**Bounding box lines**
>> begin

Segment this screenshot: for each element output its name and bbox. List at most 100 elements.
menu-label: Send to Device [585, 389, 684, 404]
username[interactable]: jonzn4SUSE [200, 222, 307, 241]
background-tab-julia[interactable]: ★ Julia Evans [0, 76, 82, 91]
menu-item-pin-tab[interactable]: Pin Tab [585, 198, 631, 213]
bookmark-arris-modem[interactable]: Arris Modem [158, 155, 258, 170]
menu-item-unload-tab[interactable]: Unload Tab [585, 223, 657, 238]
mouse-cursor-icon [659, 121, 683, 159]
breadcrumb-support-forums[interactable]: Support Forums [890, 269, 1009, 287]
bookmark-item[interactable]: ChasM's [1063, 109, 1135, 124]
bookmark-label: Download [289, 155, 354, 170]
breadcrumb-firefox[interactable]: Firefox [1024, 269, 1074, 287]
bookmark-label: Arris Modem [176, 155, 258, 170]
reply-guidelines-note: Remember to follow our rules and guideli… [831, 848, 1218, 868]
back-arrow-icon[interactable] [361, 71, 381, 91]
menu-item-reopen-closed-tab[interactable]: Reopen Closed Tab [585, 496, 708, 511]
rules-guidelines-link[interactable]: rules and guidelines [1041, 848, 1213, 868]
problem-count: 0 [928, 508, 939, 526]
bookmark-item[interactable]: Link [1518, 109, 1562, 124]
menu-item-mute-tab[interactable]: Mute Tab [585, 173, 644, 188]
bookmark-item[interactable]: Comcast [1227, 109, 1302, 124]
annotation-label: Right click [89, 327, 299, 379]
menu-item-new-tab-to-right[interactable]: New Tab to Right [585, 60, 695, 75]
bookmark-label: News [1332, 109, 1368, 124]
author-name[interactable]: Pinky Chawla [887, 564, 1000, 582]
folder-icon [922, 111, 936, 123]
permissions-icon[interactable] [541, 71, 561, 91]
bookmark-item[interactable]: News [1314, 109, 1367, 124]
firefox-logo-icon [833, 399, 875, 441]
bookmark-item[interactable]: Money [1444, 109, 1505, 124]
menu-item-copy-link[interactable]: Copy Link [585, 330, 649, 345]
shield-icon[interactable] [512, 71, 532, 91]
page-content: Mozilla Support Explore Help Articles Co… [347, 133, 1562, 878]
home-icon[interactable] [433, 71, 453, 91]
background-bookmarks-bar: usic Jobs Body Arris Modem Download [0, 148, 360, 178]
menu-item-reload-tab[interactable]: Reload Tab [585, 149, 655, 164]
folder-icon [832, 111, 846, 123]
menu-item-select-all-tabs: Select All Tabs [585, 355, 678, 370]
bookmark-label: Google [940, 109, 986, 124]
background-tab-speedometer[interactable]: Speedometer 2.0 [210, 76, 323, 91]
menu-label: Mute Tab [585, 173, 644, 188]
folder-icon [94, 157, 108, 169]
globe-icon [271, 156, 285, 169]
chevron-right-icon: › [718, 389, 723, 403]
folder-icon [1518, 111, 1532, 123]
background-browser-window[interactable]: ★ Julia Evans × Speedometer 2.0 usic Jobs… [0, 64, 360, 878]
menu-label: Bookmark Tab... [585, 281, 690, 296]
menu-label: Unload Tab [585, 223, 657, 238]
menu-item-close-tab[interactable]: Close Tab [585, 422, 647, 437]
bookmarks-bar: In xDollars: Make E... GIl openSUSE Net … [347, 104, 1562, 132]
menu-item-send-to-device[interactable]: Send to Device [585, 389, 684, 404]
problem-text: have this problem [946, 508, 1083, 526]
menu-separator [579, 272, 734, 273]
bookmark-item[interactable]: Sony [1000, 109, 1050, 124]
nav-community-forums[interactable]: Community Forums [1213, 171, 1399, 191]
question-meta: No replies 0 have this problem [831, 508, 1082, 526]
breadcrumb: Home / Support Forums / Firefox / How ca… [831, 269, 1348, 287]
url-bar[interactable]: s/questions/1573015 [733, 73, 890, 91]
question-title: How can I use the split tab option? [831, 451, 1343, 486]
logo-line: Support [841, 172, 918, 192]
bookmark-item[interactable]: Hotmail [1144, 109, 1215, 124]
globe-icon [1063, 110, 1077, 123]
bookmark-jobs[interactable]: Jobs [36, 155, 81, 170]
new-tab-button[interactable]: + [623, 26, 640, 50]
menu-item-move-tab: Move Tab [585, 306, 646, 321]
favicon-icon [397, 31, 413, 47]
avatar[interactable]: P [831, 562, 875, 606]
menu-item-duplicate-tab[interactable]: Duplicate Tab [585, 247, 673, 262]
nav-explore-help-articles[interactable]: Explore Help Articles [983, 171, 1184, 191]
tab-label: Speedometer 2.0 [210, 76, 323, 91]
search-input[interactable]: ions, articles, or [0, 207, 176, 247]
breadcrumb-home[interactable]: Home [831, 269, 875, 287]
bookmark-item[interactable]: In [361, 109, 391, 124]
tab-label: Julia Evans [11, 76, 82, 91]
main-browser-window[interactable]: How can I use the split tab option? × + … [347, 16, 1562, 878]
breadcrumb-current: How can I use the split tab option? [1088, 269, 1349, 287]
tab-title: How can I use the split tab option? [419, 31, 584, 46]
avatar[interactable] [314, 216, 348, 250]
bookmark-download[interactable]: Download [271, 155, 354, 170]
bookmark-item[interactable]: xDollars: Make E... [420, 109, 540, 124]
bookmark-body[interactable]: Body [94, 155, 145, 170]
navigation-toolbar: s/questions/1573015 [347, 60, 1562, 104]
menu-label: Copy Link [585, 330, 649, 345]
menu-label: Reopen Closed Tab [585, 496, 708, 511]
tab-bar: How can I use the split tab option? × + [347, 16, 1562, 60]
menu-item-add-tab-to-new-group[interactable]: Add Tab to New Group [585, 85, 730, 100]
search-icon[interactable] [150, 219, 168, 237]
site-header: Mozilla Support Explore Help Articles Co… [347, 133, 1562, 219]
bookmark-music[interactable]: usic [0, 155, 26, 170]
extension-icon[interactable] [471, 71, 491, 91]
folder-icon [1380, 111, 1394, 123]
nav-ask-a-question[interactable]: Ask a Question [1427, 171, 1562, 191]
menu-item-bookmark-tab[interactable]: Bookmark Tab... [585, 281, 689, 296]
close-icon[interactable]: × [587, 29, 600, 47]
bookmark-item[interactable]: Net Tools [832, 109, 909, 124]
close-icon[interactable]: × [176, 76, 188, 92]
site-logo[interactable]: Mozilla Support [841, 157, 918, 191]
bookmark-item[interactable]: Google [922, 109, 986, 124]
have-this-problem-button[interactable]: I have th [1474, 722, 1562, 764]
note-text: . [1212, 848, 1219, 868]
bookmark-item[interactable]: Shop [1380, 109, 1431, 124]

>> end

**Goal of the exercise**
Copy these lines over again, every one of them, word for word.

**Written response**
Segment this screenshot: for each element output its name and bbox. List at most 100 elements.
menu-label: Send to Device [585, 389, 684, 404]
username[interactable]: jonzn4SUSE [200, 222, 307, 241]
background-tab-julia[interactable]: ★ Julia Evans [0, 76, 82, 91]
menu-item-pin-tab[interactable]: Pin Tab [585, 198, 631, 213]
bookmark-arris-modem[interactable]: Arris Modem [158, 155, 258, 170]
menu-item-unload-tab[interactable]: Unload Tab [585, 223, 657, 238]
mouse-cursor-icon [659, 121, 683, 159]
breadcrumb-support-forums[interactable]: Support Forums [890, 269, 1009, 287]
bookmark-item[interactable]: ChasM's [1063, 109, 1135, 124]
bookmark-label: Download [289, 155, 354, 170]
breadcrumb-firefox[interactable]: Firefox [1024, 269, 1074, 287]
bookmark-label: Arris Modem [176, 155, 258, 170]
reply-guidelines-note: Remember to follow our rules and guideli… [831, 848, 1218, 868]
back-arrow-icon[interactable] [361, 71, 381, 91]
menu-item-reopen-closed-tab[interactable]: Reopen Closed Tab [585, 496, 708, 511]
rules-guidelines-link[interactable]: rules and guidelines [1041, 848, 1213, 868]
problem-count: 0 [928, 508, 939, 526]
bookmark-item[interactable]: Link [1518, 109, 1562, 124]
menu-item-mute-tab[interactable]: Mute Tab [585, 173, 644, 188]
bookmark-item[interactable]: Comcast [1227, 109, 1302, 124]
annotation-label: Right click [89, 327, 299, 379]
menu-item-new-tab-to-right[interactable]: New Tab to Right [585, 60, 695, 75]
bookmark-label: News [1332, 109, 1368, 124]
author-name[interactable]: Pinky Chawla [887, 564, 1000, 582]
folder-icon [922, 111, 936, 123]
permissions-icon[interactable] [541, 71, 561, 91]
bookmark-item[interactable]: News [1314, 109, 1367, 124]
firefox-logo-icon [833, 399, 875, 441]
bookmark-item[interactable]: Money [1444, 109, 1505, 124]
menu-item-copy-link[interactable]: Copy Link [585, 330, 649, 345]
shield-icon[interactable] [512, 71, 532, 91]
page-content: Mozilla Support Explore Help Articles Co… [347, 133, 1562, 878]
home-icon[interactable] [433, 71, 453, 91]
background-bookmarks-bar: usic Jobs Body Arris Modem Download [0, 148, 360, 178]
menu-item-reload-tab[interactable]: Reload Tab [585, 149, 655, 164]
folder-icon [832, 111, 846, 123]
menu-item-select-all-tabs: Select All Tabs [585, 355, 678, 370]
bookmark-label: Google [940, 109, 986, 124]
background-tab-speedometer[interactable]: Speedometer 2.0 [210, 76, 323, 91]
menu-label: Mute Tab [585, 173, 644, 188]
folder-icon [94, 157, 108, 169]
globe-icon [271, 156, 285, 169]
chevron-right-icon: › [718, 389, 723, 403]
folder-icon [1518, 111, 1532, 123]
background-browser-window[interactable]: ★ Julia Evans × Speedometer 2.0 usic Jobs… [0, 64, 360, 878]
menu-label: Bookmark Tab... [585, 281, 690, 296]
menu-label: Unload Tab [585, 223, 657, 238]
menu-item-close-tab[interactable]: Close Tab [585, 422, 647, 437]
bookmarks-bar: In xDollars: Make E... GIl openSUSE Net … [347, 104, 1562, 132]
menu-item-send-to-device[interactable]: Send to Device [585, 389, 684, 404]
problem-text: have this problem [946, 508, 1083, 526]
menu-separator [579, 272, 734, 273]
bookmark-item[interactable]: Sony [1000, 109, 1050, 124]
nav-community-forums[interactable]: Community Forums [1213, 171, 1399, 191]
question-meta: No replies 0 have this problem [831, 508, 1082, 526]
breadcrumb: Home / Support Forums / Firefox / How ca… [831, 269, 1348, 287]
url-bar[interactable]: s/questions/1573015 [733, 73, 890, 91]
question-title: How can I use the split tab option? [831, 451, 1343, 486]
logo-line: Support [841, 172, 918, 192]
bookmark-item[interactable]: Hotmail [1144, 109, 1215, 124]
globe-icon [1063, 110, 1077, 123]
bookmark-jobs[interactable]: Jobs [36, 155, 81, 170]
new-tab-button[interactable]: + [623, 26, 640, 50]
menu-item-move-tab: Move Tab [585, 306, 646, 321]
favicon-icon [397, 31, 413, 47]
avatar[interactable]: P [831, 562, 875, 606]
menu-item-duplicate-tab[interactable]: Duplicate Tab [585, 247, 673, 262]
nav-explore-help-articles[interactable]: Explore Help Articles [983, 171, 1184, 191]
tab-label: Speedometer 2.0 [210, 76, 323, 91]
search-input[interactable]: ions, articles, or [0, 207, 176, 247]
breadcrumb-home[interactable]: Home [831, 269, 875, 287]
bookmark-item[interactable]: In [361, 109, 391, 124]
tab-label: Julia Evans [11, 76, 82, 91]
main-browser-window[interactable]: How can I use the split tab option? × + … [347, 16, 1562, 878]
breadcrumb-current: How can I use the split tab option? [1088, 269, 1349, 287]
tab-title: How can I use the split tab option? [419, 31, 584, 46]
avatar[interactable] [314, 216, 348, 250]
bookmark-download[interactable]: Download [271, 155, 354, 170]
bookmark-item[interactable]: xDollars: Make E... [420, 109, 540, 124]
bookmark-body[interactable]: Body [94, 155, 145, 170]
navigation-toolbar: s/questions/1573015 [347, 60, 1562, 104]
menu-label: Copy Link [585, 330, 649, 345]
menu-label: Reopen Closed Tab [585, 496, 708, 511]
tab-bar: How can I use the split tab option? × + [347, 16, 1562, 60]
menu-item-add-tab-to-new-group[interactable]: Add Tab to New Group [585, 85, 730, 100]
search-icon[interactable] [150, 219, 168, 237]
site-header: Mozilla Support Explore Help Articles Co… [347, 133, 1562, 219]
bookmark-music[interactable]: usic [0, 155, 26, 170]
extension-icon[interactable] [471, 71, 491, 91]
folder-icon [1380, 111, 1394, 123]
nav-ask-a-question[interactable]: Ask a Question [1427, 171, 1562, 191]
menu-item-bookmark-tab[interactable]: Bookmark Tab... [585, 281, 689, 296]
close-icon[interactable]: × [587, 29, 600, 47]
bookmark-item[interactable]: Net Tools [832, 109, 909, 124]
close-icon[interactable]: × [176, 76, 188, 92]
site-logo[interactable]: Mozilla Support [841, 157, 918, 191]
bookmark-item[interactable]: Google [922, 109, 986, 124]
have-this-problem-button[interactable]: I have th [1474, 722, 1562, 764]
note-text: . [1212, 848, 1219, 868]
bookmark-item[interactable]: Shop [1380, 109, 1431, 124]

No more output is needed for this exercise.